## WHAT IS REQUIRED
Please repeat all of the listing exactly.

__________________________________________________

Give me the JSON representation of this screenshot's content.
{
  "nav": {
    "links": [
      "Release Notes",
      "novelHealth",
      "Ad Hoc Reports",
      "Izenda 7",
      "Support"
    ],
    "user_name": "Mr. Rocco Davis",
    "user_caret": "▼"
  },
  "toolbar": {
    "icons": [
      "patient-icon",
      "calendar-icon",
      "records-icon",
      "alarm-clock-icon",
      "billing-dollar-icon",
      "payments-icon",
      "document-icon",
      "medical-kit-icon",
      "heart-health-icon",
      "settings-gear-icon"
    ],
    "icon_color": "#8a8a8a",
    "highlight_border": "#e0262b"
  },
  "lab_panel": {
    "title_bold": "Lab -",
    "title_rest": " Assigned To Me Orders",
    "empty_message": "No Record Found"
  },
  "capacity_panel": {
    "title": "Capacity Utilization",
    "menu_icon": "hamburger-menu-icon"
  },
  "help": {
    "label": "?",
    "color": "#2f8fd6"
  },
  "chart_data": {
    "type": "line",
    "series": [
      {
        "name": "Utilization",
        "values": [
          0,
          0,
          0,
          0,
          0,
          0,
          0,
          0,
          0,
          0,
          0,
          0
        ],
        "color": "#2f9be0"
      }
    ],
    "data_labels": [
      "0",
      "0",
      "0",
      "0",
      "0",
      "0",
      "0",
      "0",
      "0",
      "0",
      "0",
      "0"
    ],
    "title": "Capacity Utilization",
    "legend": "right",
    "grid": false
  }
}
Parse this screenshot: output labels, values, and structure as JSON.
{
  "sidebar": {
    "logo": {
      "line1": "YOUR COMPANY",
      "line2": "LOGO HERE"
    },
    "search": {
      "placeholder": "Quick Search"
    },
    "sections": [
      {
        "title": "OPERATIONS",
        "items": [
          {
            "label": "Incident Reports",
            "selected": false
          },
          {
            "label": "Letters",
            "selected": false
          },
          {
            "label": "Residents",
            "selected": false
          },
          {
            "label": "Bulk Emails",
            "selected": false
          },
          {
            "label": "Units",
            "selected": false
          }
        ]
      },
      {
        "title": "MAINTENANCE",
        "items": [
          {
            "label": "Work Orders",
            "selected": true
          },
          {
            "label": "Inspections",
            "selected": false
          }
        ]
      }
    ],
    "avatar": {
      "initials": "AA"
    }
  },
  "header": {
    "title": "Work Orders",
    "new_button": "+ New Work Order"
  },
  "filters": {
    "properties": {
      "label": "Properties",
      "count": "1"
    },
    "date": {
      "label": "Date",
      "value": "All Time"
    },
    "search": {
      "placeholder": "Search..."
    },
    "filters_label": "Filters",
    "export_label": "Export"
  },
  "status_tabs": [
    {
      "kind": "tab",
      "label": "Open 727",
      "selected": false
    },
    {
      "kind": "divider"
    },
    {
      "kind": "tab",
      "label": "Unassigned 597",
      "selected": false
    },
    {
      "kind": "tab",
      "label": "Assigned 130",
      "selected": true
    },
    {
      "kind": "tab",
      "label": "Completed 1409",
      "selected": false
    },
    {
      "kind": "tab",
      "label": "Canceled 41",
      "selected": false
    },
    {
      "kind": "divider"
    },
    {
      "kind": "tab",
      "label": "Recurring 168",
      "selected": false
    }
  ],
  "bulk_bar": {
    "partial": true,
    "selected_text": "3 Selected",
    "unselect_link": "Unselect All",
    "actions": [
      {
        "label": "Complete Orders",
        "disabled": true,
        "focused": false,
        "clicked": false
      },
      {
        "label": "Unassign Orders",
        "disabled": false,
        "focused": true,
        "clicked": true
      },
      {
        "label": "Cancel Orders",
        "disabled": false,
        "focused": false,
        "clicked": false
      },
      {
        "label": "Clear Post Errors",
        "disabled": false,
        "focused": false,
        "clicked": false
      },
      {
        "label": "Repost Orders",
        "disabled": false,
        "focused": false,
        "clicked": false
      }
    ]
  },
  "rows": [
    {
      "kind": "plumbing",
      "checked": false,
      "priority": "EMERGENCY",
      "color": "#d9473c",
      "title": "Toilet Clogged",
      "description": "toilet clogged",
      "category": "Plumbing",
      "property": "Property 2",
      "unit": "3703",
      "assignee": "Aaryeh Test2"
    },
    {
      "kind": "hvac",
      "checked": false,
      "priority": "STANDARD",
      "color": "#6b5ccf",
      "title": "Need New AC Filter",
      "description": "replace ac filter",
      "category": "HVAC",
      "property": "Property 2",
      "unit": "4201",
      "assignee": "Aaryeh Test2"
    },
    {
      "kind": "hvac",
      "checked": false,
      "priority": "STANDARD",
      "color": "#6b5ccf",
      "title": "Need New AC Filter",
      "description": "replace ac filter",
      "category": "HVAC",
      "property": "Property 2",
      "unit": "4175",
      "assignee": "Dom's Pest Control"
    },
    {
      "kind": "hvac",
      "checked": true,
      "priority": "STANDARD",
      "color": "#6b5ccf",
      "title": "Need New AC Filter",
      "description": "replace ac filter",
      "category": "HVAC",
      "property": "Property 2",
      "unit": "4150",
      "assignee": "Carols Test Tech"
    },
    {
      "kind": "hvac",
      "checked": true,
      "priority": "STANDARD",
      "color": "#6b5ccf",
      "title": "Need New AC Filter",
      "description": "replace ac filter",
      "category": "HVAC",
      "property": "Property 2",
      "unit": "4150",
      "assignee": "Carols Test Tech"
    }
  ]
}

__________________________________________________

## FULL RESPONSE
Give me the JSON representation of this screenshot's content.
{
  "nav": {
    "links": [
      "Release Notes",
      "novelHealth",
      "Ad Hoc Reports",
      "Izenda 7",
      "Support"
    ],
    "user_name": "Mr. Rocco Davis",
    "user_caret": "▼"
  },
  "toolbar": {
    "icons": [
      "patient-icon",
      "calendar-icon",
      "records-icon",
      "alarm-clock-icon",
      "billing-dollar-icon",
      "payments-icon",
      "document-icon",
      "medical-kit-icon",
      "heart-health-icon",
      "settings-gear-icon"
    ],
    "icon_color": "#8a8a8a",
    "highlight_border": "#e0262b"
  },
  "lab_panel": {
    "title_bold": "Lab -",
    "title_rest": " Assigned To Me Orders",
    "empty_message": "No Record Found"
  },
  "capacity_panel": {
    "title": "Capacity Utilization",
    "menu_icon": "hamburger-menu-icon"
  },
  "help": {
    "label": "?",
    "color": "#2f8fd6"
  },
  "chart_data": {
    "type": "line",
    "series": [
      {
        "name": "Utilization",
        "values": [
          0,
          0,
          0,
          0,
          0,
          0,
          0,
          0,
          0,
          0,
          0,
          0
        ],
        "color": "#2f9be0"
      }
    ],
    "data_labels": [
      "0",
      "0",
      "0",
      "0",
      "0",
      "0",
      "0",
      "0",
      "0",
      "0",
      "0",
      "0"
    ],
    "title": "Capacity Utilization",
    "legend": "right",
    "grid": false
  }
}
Parse this screenshot: output labels, values, and structure as JSON.
{
  "sidebar": {
    "logo": {
      "line1": "YOUR COMPANY",
      "line2": "LOGO HERE"
    },
    "search": {
      "placeholder": "Quick Search"
    },
    "sections": [
      {
        "title": "OPERATIONS",
        "items": [
          {
            "label": "Incident Reports",
            "selected": false
          },
          {
            "label": "Letters",
            "selected": false
          },
          {
            "label": "Residents",
            "selected": false
          },
          {
            "label": "Bulk Emails",
            "selected": false
          },
          {
            "label": "Units",
            "selected": false
          }
        ]
      },
      {
        "title": "MAINTENANCE",
        "items": [
          {
            "label": "Work Orders",
            "selected": true
          },
          {
            "label": "Inspections",
            "selected": false
          }
        ]
      }
    ],
    "avatar": {
      "initials": "AA"
    }
  },
  "header": {
    "title": "Work Orders",
    "new_button": "+ New Work Order"
  },
  "filters": {
    "properties": {
      "label": "Properties",
      "count": "1"
    },
    "date": {
      "label": "Date",
      "value": "All Time"
    },
    "search": {
      "placeholder": "Search..."
    },
    "filters_label": "Filters",
    "export_label": "Export"
  },
  "status_tabs": [
    {
      "kind": "tab",
      "label": "Open 727",
      "selected": false
    },
    {
      "kind": "divider"
    },
    {
      "kind": "tab",
      "label": "Unassigned 597",
      "selected": false
    },
    {
      "kind": "tab",
      "label": "Assigned 130",
      "selected": true
    },
    {
      "kind": "tab",
      "label": "Completed 1409",
      "selected": false
    },
    {
      "kind": "tab",
      "label": "Canceled 41",
      "selected": false
    },
    {
      "kind": "divider"
    },
    {
      "kind": "tab",
      "label": "Recurring 168",
      "selected": false
    }
  ],
  "bulk_bar": {
    "partial": true,
    "selected_text": "3 Selected",
    "unselect_link": "Unselect All",
    "actions": [
      {
        "label": "Complete Orders",
        "disabled": true,
        "focused": false,
        "clicked": false
      },
      {
        "label": "Unassign Orders",
        "disabled": false,
        "focused": true,
        "clicked": true
      },
      {
        "label": "Cancel Orders",
        "disabled": false,
        "focused": false,
        "clicked": false
      },
      {
        "label": "Clear Post Errors",
        "disabled": false,
        "focused": false,
        "clicked": false
      },
      {
        "label": "Repost Orders",
        "disabled": false,
        "focused": false,
        "clicked": false
      }
    ]
  },
  "rows": [
    {
      "kind": "plumbing",
      "checked": false,
      "priority": "EMERGENCY",
      "color": "#d9473c",
      "title": "Toilet Clogged",
      "description": "toilet clogged",
      "category": "Plumbing",
      "property": "Property 2",
      "unit": "3703",
      "assignee": "Aaryeh Test2"
    },
    {
      "kind": "hvac",
      "checked": false,
      "priority": "STANDARD",
      "color": "#6b5ccf",
      "title": "Need New AC Filter",
      "description": "replace ac filter",
      "category": "HVAC",
      "property": "Property 2",
      "unit": "4201",
      "assignee": "Aaryeh Test2"
    },
    {
      "kind": "hvac",
      "checked": false,
      "priority": "STANDARD",
      "color": "#6b5ccf",
      "title": "Need New AC Filter",
      "description": "replace ac filter",
      "category": "HVAC",
      "property": "Property 2",
      "unit": "4175",
      "assignee": "Dom's Pest Control"
    },
    {
      "kind": "hvac",
      "checked": true,
      "priority": "STANDARD",
      "color": "#6b5ccf",
      "title": "Need New AC Filter",
      "description": "replace ac filter",
      "category": "HVAC",
      "property": "Property 2",
      "unit": "4150",
      "assignee": "Carols Test Tech"
    },
    {
      "kind": "hvac",
      "checked": true,
      "priority": "STANDARD",
      "color": "#6b5ccf",
      "title": "Need New AC Filter",
      "description": "replace ac filter",
      "category": "HVAC",
      "property": "Property 2",
      "unit": "4150",
      "assignee": "Carols Test Tech"
    }
  ]
}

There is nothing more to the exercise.